TASK PROMPT: Locate and copy each line in the data that contains the word "skin".

# # # # # # #

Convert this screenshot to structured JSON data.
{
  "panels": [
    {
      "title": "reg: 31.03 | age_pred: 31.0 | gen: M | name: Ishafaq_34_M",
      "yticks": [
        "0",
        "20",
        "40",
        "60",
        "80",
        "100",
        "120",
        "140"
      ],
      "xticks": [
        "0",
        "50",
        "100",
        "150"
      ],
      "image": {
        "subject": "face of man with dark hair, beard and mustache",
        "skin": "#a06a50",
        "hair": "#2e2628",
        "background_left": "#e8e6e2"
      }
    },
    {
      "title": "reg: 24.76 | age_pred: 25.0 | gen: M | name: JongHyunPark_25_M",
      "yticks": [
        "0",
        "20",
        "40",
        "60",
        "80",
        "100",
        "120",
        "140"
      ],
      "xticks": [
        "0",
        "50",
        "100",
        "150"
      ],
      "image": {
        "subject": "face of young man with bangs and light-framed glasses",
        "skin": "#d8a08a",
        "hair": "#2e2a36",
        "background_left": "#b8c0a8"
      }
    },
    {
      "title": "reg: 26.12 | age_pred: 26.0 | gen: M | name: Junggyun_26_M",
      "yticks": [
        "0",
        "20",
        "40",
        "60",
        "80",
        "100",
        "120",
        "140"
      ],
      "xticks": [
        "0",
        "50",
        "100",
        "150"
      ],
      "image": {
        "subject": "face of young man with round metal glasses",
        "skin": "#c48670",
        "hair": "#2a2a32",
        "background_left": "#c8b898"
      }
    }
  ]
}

# # # # # # #

TASK ANSWER:
        "skin": "#a06a50",
        "skin": "#d8a08a",
        "skin": "#c48670",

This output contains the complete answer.